====== Material for the task ======
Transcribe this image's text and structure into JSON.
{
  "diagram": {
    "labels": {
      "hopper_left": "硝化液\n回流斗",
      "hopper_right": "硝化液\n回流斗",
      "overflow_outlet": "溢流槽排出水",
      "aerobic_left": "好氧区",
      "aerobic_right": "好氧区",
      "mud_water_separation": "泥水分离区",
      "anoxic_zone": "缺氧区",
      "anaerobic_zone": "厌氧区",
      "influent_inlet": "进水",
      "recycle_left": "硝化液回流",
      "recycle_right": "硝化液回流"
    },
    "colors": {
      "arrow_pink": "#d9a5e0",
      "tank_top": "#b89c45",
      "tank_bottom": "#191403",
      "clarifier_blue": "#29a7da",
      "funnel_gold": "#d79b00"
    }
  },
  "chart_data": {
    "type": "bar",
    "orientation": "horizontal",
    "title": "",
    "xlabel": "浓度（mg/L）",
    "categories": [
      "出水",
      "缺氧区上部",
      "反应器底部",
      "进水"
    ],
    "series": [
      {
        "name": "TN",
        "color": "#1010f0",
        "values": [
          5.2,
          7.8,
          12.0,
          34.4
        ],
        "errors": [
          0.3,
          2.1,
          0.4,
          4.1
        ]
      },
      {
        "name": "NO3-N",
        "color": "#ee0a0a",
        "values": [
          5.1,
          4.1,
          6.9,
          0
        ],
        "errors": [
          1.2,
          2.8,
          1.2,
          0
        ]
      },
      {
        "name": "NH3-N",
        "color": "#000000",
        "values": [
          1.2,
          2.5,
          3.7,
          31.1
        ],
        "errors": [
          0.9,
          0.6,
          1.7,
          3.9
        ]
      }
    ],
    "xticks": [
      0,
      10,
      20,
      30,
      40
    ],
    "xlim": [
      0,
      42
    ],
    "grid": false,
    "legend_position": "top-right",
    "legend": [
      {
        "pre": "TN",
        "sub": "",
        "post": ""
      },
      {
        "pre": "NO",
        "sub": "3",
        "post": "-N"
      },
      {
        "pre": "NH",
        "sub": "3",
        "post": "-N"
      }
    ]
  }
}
======
**What needs to be done:**
Using the listing above, show each line holding the string "硝化液回流".

**Solution for this task:**
      "recycle_left": "硝化液回流",
      "recycle_right": "硝化液回流"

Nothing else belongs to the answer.